■ Objective
Retype the records below word for word and omit any image.

■ Task inputs
....
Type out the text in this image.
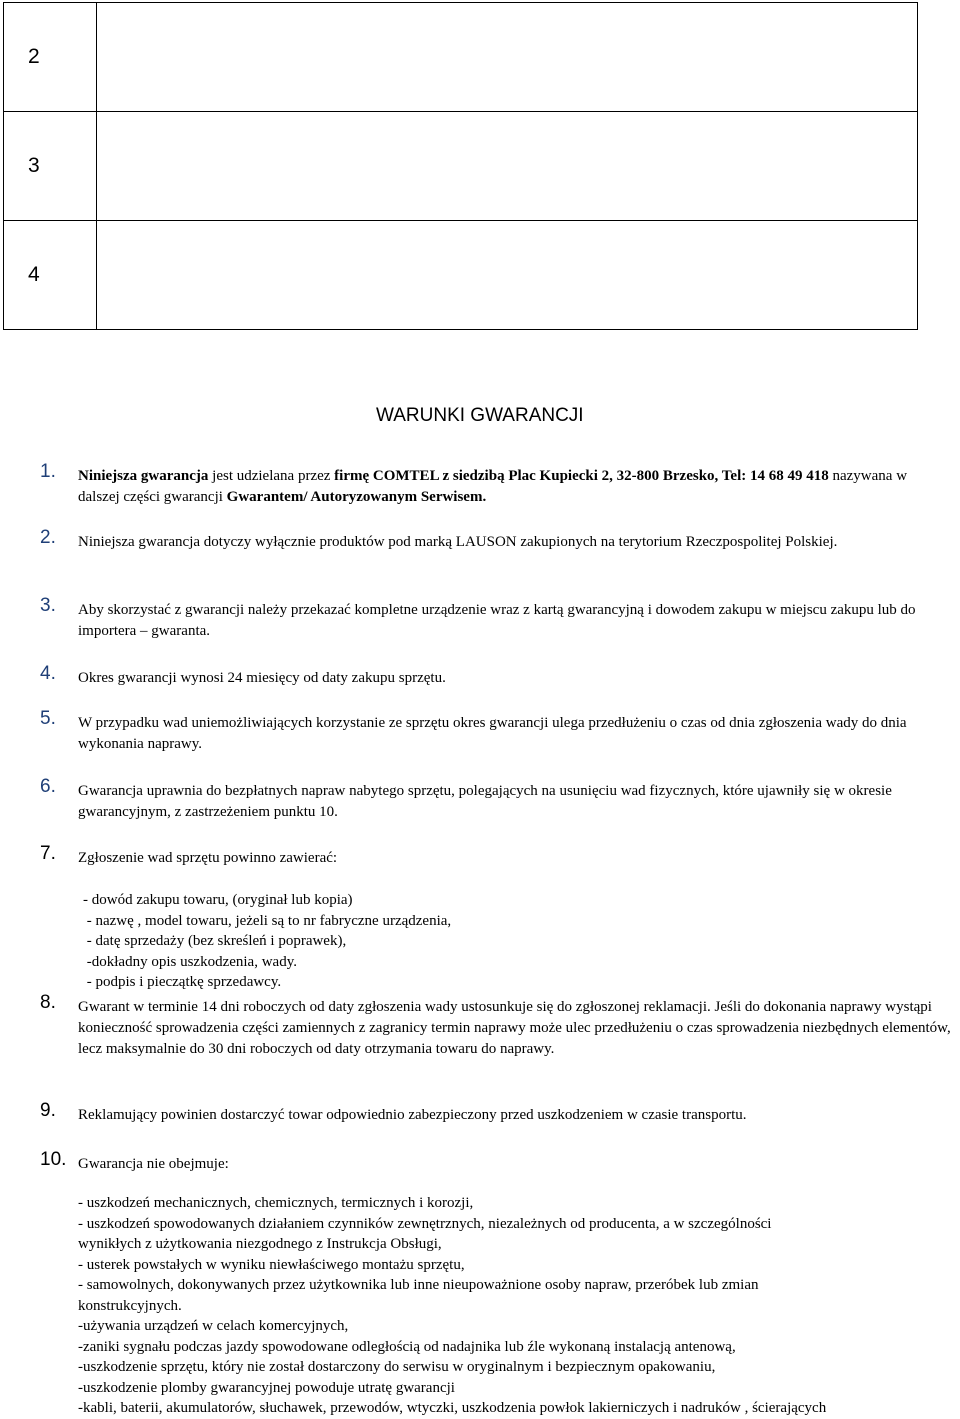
2	
3	
4	
WARUNKI GWARANCJI
1. Niniejsza gwarancja jest udzielana przez firmę COMTEL z siedzibą Plac Kupiecki 2, 32-800 Brzesko, Tel: 14 68 49 418 nazywana w dalszej części gwarancji Gwarantem/ Autoryzowanym Serwisem.
2. Niniejsza gwarancja dotyczy wyłącznie produktów pod marką LAUSON zakupionych na terytorium Rzeczpospolitej Polskiej.
3. Aby skorzystać z gwarancji należy przekazać kompletne urządzenie wraz z kartą gwarancyjną i dowodem zakupu w miejscu zakupu lub do importera – gwaranta.
4. Okres gwarancji wynosi 24 miesięcy od daty zakupu sprzętu.
5. W przypadku wad uniemożliwiających korzystanie ze sprzętu okres gwarancji ulega przedłużeniu o czas od dnia zgłoszenia wady do dnia wykonania naprawy.
6. Gwarancja uprawnia do bezpłatnych napraw nabytego sprzętu, polegających na usunięciu wad fizycznych, które ujawniły się w okresie gwarancyjnym, z zastrzeżeniem punktu 10.
7. Zgłoszenie wad sprzętu powinno zawierać:
- dowód zakupu towaru, (oryginał lub kopia)
- nazwę , model towaru, jeżeli są to nr fabryczne urządzenia,
- datę sprzedaży (bez skreśleń i poprawek),
-dokładny opis uszkodzenia, wady.
- podpis i pieczątkę sprzedawcy.
8. Gwarant w terminie 14 dni roboczych od daty zgłoszenia wady ustosunkuje się do zgłoszonej reklamacji. Jeśli do dokonania naprawy wystąpi konieczność sprowadzenia części zamiennych z zagranicy termin naprawy może ulec przedłużeniu o czas sprowadzenia niezbędnych elementów, lecz maksymalnie do 30 dni roboczych od daty otrzymania towaru do naprawy.
9. Reklamujący powinien dostarczyć towar odpowiednio zabezpieczony przed uszkodzeniem w czasie transportu.
10. Gwarancja nie obejmuje:
- uszkodzeń mechanicznych, chemicznych, termicznych i korozji,
- uszkodzeń spowodowanych działaniem czynników zewnętrznych, niezależnych od producenta, a w szczególności
wynikłych z użytkowania niezgodnego z Instrukcja Obsługi,
- usterek powstałych w wyniku niewłaściwego montażu sprzętu,
- samowolnych, dokonywanych przez użytkownika lub inne nieupoważnione osoby napraw, przeróbek lub zmian
konstrukcyjnych.
-używania urządzeń w celach komercyjnych,
-zaniki sygnału podczas jazdy spowodowane odległością od nadajnika lub źle wykonaną instalacją antenową,
-uszkodzenie sprzętu, który nie został dostarczony do serwisu w oryginalnym i bezpiecznym opakowaniu,
-uszkodzenie plomby gwarancyjnej powoduje utratę gwarancji
-kabli, baterii, akumulatorów, słuchawek, przewodów, wtyczki, uszkodzenia powłok lakierniczych i nadruków , ścierających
....
■ Final result
Type out the text in this image.
2	
3	
4	
WARUNKI GWARANCJI
1. Niniejsza gwarancja jest udzielana przez firmę COMTEL z siedzibą Plac Kupiecki 2, 32-800 Brzesko, Tel: 14 68 49 418 nazywana w dalszej części gwarancji Gwarantem/ Autoryzowanym Serwisem.
2. Niniejsza gwarancja dotyczy wyłącznie produktów pod marką LAUSON zakupionych na terytorium Rzeczpospolitej Polskiej.
3. Aby skorzystać z gwarancji należy przekazać kompletne urządzenie wraz z kartą gwarancyjną i dowodem zakupu w miejscu zakupu lub do importera – gwaranta.
4. Okres gwarancji wynosi 24 miesięcy od daty zakupu sprzętu.
5. W przypadku wad uniemożliwiających korzystanie ze sprzętu okres gwarancji ulega przedłużeniu o czas od dnia zgłoszenia wady do dnia wykonania naprawy.
6. Gwarancja uprawnia do bezpłatnych napraw nabytego sprzętu, polegających na usunięciu wad fizycznych, które ujawniły się w okresie gwarancyjnym, z zastrzeżeniem punktu 10.
7. Zgłoszenie wad sprzętu powinno zawierać:
- dowód zakupu towaru, (oryginał lub kopia)
- nazwę , model towaru, jeżeli są to nr fabryczne urządzenia,
- datę sprzedaży (bez skreśleń i poprawek),
-dokładny opis uszkodzenia, wady.
- podpis i pieczątkę sprzedawcy.
8. Gwarant w terminie 14 dni roboczych od daty zgłoszenia wady ustosunkuje się do zgłoszonej reklamacji. Jeśli do dokonania naprawy wystąpi konieczność sprowadzenia części zamiennych z zagranicy termin naprawy może ulec przedłużeniu o czas sprowadzenia niezbędnych elementów, lecz maksymalnie do 30 dni roboczych od daty otrzymania towaru do naprawy.
9. Reklamujący powinien dostarczyć towar odpowiednio zabezpieczony przed uszkodzeniem w czasie transportu.
10. Gwarancja nie obejmuje:
- uszkodzeń mechanicznych, chemicznych, termicznych i korozji,
- uszkodzeń spowodowanych działaniem czynników zewnętrznych, niezależnych od producenta, a w szczególności
wynikłych z użytkowania niezgodnego z Instrukcja Obsługi,
- usterek powstałych w wyniku niewłaściwego montażu sprzętu,
- samowolnych, dokonywanych przez użytkownika lub inne nieupoważnione osoby napraw, przeróbek lub zmian
konstrukcyjnych.
-używania urządzeń w celach komercyjnych,
-zaniki sygnału podczas jazdy spowodowane odległością od nadajnika lub źle wykonaną instalacją antenową,
-uszkodzenie sprzętu, który nie został dostarczony do serwisu w oryginalnym i bezpiecznym opakowaniu,
-uszkodzenie plomby gwarancyjnej powoduje utratę gwarancji
-kabli, baterii, akumulatorów, słuchawek, przewodów, wtyczki, uszkodzenia powłok lakierniczych i nadruków , ścierających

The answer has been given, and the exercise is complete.